WRITTEN REQUEST: Locate the lines that hold the string "tests". Copy every such line.
-- MATERIAL FOR THE TASK start --
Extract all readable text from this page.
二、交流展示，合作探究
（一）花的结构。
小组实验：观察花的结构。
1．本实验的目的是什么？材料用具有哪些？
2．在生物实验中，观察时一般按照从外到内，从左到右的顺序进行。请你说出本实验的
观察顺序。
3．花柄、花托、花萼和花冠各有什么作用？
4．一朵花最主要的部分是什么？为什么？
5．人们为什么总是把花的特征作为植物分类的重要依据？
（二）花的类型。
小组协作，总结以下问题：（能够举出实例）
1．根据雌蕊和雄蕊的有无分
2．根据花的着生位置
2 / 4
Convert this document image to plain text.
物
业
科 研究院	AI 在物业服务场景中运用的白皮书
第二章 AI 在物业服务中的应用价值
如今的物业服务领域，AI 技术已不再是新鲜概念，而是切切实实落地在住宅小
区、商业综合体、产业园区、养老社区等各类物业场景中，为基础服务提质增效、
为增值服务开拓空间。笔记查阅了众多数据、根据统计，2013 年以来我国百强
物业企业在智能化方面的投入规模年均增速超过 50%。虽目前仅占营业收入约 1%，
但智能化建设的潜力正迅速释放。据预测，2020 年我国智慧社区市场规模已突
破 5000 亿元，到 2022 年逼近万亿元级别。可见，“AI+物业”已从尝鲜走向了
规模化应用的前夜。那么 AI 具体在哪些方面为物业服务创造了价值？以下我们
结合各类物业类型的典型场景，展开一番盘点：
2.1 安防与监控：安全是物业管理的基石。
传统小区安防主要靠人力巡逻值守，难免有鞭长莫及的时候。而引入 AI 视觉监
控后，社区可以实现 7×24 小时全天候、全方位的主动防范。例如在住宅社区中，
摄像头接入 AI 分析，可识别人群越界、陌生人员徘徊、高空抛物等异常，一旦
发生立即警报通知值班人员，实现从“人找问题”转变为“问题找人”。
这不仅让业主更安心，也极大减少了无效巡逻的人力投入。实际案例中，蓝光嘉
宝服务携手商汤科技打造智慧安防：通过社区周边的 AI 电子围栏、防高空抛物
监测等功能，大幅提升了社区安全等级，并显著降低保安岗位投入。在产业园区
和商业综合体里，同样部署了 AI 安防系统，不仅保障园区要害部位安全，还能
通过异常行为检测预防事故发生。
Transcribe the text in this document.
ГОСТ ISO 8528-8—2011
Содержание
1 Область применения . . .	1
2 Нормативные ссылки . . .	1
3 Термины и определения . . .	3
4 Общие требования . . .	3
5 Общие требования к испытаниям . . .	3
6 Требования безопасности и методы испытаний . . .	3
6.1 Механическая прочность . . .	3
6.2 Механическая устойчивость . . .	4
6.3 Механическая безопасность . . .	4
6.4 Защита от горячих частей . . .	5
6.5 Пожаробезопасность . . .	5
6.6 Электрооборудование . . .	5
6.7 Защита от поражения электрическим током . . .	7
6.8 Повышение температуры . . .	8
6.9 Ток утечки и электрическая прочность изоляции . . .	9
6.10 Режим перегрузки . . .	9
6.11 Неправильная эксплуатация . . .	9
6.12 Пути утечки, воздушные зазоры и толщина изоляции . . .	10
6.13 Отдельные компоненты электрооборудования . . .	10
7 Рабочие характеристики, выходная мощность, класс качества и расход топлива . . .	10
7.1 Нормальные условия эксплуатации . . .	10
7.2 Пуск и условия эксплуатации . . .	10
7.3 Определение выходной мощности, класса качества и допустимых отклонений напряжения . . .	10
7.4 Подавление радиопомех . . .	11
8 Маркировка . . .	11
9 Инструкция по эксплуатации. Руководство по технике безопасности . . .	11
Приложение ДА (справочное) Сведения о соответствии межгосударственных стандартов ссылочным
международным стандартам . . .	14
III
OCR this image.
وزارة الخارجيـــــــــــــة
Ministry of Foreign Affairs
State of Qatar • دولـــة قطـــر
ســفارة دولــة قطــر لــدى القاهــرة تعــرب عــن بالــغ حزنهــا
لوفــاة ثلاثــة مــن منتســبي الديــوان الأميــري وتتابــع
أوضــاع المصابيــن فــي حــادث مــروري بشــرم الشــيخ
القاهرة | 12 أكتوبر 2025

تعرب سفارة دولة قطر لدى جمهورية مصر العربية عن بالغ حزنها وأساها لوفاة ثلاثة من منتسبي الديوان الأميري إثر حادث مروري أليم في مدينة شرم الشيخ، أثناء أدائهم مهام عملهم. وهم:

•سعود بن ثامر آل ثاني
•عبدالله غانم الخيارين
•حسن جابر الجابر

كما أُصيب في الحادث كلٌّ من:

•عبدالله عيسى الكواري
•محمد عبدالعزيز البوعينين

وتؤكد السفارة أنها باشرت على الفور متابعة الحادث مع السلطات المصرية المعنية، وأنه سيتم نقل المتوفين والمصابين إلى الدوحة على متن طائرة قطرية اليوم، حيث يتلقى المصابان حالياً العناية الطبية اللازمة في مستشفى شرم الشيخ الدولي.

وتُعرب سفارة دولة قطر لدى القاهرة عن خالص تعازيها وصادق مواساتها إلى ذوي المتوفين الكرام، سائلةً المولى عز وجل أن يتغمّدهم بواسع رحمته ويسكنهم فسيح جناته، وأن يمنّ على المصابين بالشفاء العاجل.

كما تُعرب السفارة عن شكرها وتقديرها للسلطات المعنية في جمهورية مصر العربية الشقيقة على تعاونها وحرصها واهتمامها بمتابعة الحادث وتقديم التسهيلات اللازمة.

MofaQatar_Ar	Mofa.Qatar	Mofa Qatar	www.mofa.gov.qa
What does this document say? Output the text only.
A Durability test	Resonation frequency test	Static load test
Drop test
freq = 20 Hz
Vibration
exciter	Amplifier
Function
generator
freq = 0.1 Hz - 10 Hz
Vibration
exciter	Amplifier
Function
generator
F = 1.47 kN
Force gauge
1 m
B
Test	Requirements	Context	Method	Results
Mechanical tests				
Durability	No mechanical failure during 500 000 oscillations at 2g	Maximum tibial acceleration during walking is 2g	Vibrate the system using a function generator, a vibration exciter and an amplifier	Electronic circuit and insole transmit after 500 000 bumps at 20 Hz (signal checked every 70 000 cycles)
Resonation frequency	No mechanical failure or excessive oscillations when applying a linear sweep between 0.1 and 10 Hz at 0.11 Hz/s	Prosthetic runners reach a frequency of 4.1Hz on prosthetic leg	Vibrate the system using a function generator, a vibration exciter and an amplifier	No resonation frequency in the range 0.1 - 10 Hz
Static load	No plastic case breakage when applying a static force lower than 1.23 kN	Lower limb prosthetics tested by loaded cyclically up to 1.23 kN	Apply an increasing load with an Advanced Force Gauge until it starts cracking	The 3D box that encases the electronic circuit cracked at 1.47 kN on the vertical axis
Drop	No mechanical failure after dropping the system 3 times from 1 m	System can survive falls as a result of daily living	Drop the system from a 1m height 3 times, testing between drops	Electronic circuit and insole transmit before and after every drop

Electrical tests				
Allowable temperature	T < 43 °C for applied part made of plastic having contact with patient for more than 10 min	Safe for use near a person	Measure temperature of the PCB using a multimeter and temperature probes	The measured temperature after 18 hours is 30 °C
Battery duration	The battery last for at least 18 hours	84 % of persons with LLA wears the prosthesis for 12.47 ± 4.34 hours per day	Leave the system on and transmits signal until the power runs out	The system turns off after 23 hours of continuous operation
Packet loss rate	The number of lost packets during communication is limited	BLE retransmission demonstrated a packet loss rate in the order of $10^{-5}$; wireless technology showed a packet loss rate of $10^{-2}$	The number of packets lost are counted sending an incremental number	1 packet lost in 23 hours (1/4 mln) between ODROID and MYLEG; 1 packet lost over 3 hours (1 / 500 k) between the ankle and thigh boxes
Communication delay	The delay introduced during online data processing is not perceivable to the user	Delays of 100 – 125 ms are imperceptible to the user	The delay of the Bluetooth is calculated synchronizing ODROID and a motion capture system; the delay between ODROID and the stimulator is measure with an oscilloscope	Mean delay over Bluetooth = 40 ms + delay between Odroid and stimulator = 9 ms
-- MATERIAL FOR THE TASK end --
CORRECT RESULT:
Mechanical tests				
Electrical tests				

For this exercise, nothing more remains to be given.